--- start of Extracted records ---

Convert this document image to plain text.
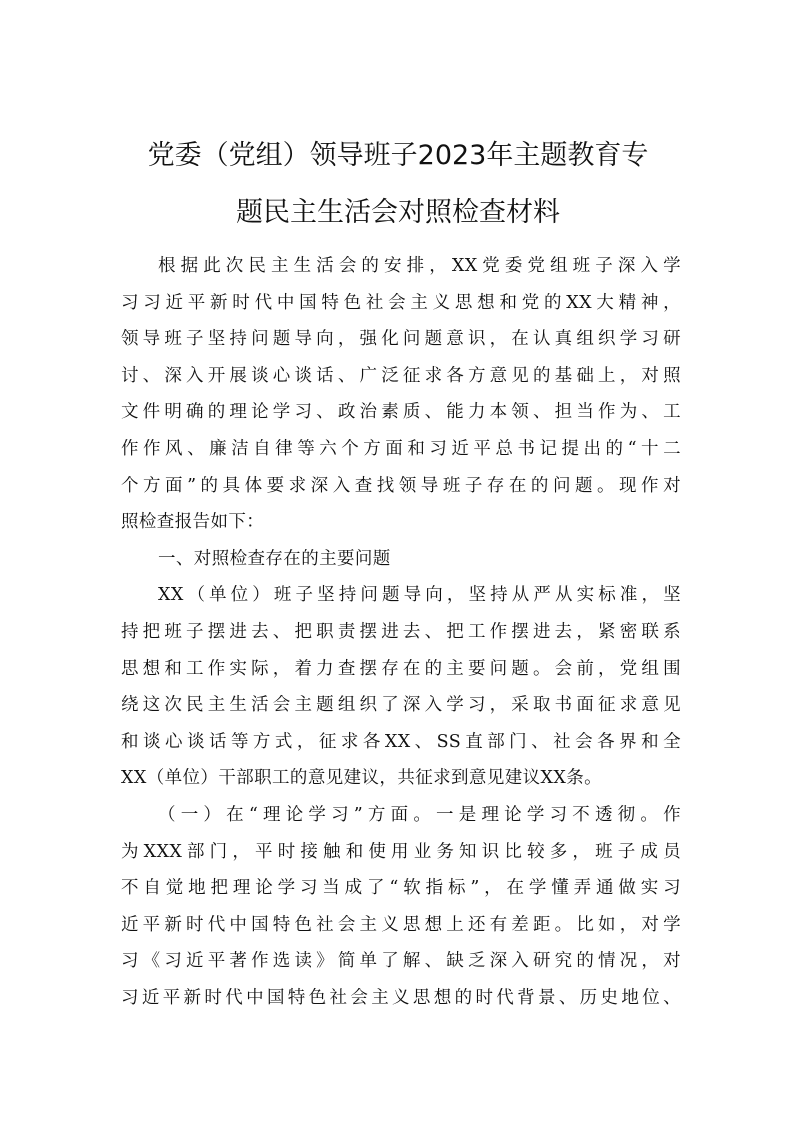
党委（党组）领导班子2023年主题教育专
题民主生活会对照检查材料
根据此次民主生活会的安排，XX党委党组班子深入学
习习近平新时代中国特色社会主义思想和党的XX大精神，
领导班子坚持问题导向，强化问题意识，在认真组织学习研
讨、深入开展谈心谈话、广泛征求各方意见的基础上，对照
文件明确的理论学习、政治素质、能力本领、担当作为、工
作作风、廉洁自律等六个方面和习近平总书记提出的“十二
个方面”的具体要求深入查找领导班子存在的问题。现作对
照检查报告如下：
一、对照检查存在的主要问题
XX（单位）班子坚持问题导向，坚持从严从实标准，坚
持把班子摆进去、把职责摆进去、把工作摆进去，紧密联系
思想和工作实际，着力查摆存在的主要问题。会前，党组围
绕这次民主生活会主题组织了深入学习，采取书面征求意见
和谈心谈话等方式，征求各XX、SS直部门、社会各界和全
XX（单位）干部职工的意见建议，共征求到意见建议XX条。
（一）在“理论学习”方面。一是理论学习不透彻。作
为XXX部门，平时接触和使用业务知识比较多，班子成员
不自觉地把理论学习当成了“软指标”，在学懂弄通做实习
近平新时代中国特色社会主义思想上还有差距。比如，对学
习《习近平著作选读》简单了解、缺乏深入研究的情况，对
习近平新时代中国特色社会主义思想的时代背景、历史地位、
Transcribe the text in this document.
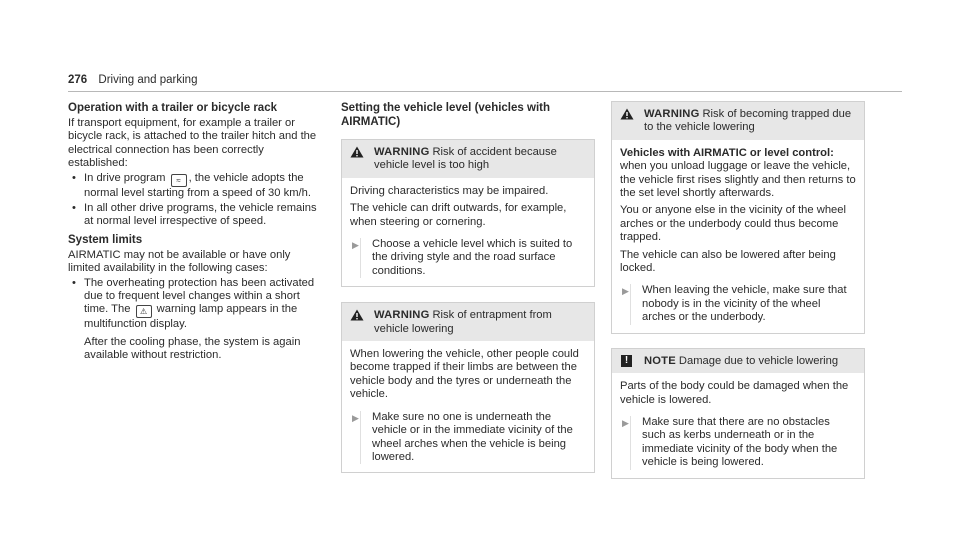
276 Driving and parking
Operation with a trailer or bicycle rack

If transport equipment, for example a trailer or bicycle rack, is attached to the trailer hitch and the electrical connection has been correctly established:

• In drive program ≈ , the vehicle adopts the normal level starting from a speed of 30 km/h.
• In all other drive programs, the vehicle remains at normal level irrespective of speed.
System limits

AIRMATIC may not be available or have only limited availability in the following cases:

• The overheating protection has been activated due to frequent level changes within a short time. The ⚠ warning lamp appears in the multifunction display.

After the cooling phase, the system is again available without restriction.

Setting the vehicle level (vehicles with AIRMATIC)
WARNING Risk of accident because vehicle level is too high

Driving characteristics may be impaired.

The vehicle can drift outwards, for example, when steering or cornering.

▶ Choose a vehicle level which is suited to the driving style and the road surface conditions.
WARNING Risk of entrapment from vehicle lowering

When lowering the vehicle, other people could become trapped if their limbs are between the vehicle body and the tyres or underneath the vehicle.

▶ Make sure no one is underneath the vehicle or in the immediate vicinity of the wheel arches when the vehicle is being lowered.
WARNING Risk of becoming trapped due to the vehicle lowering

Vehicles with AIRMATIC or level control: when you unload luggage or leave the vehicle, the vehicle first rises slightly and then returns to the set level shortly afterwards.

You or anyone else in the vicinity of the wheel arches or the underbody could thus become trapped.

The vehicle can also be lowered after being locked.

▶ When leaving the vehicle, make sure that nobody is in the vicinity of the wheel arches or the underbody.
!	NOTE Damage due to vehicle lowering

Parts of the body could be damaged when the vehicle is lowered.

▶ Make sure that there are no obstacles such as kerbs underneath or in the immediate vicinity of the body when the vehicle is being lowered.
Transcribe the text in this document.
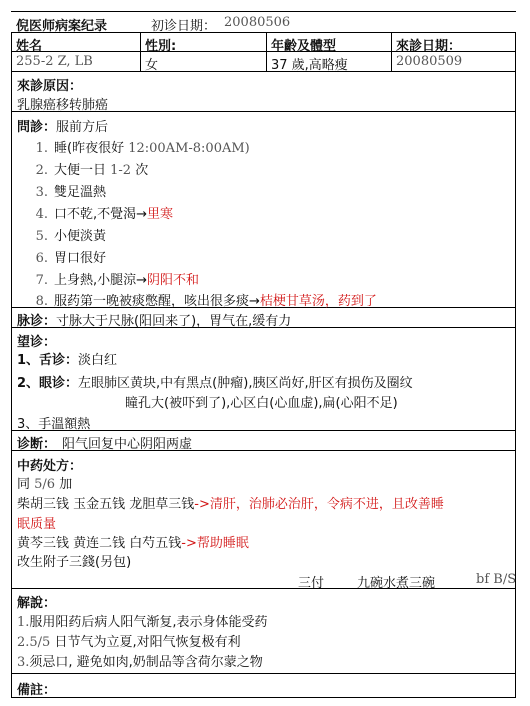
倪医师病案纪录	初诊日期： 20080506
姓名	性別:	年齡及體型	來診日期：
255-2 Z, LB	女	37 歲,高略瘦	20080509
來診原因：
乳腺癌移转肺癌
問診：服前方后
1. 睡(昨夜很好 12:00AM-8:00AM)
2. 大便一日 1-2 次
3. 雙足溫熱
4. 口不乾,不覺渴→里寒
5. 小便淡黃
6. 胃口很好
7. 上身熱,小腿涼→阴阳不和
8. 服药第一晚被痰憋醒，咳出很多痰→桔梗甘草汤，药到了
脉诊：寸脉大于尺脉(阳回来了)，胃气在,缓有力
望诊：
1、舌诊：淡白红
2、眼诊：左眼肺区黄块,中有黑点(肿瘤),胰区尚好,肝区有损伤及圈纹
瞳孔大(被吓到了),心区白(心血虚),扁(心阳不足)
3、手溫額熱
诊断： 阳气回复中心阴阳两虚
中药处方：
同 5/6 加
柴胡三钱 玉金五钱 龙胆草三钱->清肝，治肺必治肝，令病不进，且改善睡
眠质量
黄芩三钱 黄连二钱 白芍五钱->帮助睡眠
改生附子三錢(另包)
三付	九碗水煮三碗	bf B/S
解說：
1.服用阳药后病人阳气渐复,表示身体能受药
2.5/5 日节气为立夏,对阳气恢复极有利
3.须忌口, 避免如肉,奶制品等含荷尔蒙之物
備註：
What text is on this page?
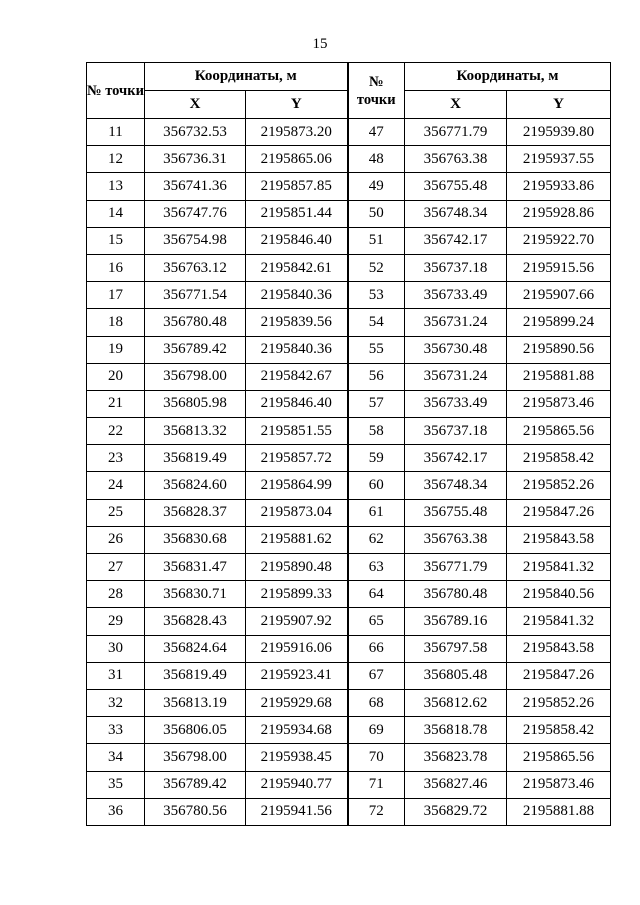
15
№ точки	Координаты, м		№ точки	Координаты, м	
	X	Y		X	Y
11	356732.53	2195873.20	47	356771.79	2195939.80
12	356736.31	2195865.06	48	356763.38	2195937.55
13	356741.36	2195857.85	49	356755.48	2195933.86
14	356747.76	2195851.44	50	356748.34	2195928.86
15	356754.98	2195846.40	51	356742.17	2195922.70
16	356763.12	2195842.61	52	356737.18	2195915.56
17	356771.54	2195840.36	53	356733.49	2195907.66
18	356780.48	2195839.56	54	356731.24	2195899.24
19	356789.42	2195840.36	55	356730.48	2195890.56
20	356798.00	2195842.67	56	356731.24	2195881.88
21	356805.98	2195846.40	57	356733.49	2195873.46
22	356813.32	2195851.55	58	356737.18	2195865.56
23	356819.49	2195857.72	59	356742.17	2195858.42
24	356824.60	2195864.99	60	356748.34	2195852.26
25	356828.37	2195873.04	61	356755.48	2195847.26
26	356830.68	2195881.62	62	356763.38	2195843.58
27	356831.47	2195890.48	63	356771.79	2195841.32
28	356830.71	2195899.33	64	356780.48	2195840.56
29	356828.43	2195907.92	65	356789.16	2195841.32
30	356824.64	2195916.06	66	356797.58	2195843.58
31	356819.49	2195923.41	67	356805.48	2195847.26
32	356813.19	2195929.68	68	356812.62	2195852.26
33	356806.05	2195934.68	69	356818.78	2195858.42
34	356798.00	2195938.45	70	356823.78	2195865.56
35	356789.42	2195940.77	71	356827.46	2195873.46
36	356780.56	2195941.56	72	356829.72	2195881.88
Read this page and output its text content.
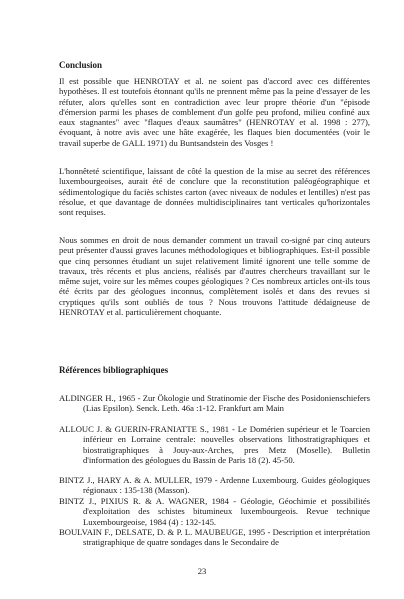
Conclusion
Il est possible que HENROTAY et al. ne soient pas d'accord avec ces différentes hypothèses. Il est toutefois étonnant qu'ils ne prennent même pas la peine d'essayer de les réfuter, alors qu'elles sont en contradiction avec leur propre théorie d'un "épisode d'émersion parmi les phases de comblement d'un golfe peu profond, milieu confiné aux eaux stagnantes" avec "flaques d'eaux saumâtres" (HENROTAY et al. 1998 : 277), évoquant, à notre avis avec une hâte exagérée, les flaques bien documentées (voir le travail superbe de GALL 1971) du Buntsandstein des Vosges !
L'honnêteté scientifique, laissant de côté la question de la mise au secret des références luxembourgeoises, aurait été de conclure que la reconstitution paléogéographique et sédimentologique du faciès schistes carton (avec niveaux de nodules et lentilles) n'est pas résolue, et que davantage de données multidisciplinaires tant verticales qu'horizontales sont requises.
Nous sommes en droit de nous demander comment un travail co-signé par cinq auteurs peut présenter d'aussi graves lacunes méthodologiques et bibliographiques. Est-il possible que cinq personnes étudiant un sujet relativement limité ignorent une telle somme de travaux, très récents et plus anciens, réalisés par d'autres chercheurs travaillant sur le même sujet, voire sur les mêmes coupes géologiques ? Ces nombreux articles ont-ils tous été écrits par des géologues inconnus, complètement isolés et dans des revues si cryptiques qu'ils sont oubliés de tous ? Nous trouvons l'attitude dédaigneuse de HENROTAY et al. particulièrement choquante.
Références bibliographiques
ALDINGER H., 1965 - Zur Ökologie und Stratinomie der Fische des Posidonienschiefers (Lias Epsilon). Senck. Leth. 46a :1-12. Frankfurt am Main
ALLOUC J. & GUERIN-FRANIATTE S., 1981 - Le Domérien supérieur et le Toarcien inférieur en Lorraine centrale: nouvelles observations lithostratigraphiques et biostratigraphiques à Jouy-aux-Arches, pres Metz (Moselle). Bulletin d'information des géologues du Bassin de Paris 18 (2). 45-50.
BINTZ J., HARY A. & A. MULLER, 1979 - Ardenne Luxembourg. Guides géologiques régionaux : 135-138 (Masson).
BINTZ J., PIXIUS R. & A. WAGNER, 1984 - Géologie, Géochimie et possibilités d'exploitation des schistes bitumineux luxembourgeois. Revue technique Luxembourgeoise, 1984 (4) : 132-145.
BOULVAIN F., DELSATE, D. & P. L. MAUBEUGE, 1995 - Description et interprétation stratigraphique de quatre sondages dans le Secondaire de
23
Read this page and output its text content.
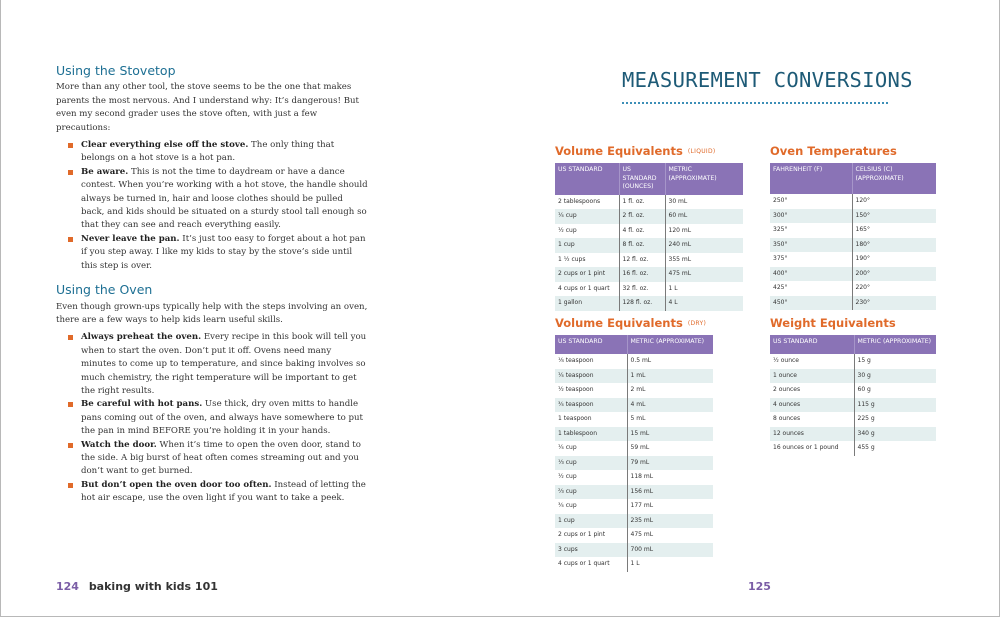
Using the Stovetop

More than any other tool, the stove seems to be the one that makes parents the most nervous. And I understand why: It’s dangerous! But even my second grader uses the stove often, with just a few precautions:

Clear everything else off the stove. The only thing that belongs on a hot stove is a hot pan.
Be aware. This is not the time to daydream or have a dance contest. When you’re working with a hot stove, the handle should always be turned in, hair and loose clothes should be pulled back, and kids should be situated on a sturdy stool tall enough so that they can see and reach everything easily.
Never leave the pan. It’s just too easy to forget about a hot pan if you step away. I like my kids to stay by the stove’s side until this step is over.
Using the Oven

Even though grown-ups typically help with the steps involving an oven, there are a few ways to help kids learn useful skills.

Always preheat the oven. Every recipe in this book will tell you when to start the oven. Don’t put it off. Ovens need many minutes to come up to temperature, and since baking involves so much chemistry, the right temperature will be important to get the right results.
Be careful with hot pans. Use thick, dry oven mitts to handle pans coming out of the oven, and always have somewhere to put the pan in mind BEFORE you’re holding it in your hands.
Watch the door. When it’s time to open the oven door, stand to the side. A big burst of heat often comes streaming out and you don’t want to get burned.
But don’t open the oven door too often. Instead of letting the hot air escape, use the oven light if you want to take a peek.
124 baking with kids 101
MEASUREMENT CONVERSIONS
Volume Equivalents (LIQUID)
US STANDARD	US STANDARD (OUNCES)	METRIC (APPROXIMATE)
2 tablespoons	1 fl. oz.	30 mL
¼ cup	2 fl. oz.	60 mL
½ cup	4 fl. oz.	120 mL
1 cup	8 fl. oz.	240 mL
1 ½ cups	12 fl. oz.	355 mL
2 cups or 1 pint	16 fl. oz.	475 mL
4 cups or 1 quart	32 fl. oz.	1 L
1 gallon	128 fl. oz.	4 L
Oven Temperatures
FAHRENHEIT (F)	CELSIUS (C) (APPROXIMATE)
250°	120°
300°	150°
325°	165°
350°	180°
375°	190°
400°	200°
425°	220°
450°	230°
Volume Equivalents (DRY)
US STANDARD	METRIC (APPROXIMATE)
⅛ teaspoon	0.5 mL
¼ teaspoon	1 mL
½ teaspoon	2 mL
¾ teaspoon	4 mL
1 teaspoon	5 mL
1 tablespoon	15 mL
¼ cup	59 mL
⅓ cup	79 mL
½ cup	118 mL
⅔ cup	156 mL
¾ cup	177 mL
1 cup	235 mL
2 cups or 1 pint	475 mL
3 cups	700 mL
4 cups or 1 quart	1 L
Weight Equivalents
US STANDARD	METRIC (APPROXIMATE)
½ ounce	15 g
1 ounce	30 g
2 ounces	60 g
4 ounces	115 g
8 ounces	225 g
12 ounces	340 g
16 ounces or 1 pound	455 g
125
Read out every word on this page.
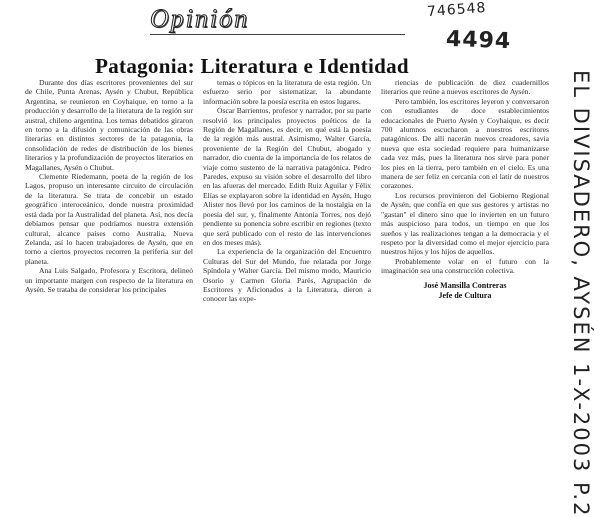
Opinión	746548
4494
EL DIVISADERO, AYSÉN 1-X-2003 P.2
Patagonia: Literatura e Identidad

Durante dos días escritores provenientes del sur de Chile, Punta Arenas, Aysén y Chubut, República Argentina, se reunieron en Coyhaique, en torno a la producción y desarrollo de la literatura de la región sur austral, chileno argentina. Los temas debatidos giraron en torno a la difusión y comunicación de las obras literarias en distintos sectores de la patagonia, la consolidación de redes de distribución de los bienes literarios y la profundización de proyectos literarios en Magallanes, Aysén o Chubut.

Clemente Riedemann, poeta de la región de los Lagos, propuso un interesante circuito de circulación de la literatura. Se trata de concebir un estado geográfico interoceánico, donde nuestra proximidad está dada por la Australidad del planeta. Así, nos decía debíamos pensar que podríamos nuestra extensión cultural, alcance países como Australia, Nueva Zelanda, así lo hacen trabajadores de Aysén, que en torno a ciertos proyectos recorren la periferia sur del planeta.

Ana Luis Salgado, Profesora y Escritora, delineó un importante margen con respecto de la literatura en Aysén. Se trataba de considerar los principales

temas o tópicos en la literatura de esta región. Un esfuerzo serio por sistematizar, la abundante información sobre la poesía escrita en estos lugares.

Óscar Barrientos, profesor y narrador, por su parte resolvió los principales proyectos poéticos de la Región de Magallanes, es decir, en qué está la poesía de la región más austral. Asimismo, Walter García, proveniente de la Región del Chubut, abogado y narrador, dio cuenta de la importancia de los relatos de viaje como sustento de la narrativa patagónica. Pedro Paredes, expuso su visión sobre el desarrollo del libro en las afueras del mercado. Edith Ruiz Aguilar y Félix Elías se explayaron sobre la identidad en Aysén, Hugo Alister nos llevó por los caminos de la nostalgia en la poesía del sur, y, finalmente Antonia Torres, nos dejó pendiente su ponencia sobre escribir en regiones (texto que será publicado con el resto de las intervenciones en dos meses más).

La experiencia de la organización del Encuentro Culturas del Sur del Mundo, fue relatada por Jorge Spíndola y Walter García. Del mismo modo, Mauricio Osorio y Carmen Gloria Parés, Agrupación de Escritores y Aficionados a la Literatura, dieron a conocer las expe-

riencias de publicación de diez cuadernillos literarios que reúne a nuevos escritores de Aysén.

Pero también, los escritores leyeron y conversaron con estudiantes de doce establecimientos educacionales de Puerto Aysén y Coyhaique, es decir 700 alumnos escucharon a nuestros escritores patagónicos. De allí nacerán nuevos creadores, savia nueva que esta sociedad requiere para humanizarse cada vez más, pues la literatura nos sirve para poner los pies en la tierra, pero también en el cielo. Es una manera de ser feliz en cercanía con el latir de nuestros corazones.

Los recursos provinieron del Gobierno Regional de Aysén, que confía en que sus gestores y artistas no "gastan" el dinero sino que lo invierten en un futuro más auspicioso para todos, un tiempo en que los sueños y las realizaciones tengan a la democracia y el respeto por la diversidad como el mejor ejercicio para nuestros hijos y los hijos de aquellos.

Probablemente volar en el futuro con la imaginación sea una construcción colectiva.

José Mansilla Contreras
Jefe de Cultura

--- end of Extracted records ---

## Work to be completed
Find the lines that include the string "there", then copy each of them.

## Response to this exercise
▶ Make sure that there are no obstacles such as kerbs underneath or in the immediate vicinity of the body when the vehicle is being lowered.
Even though grown-ups typically help with the steps involving an oven, there are a few ways to help kids learn useful skills.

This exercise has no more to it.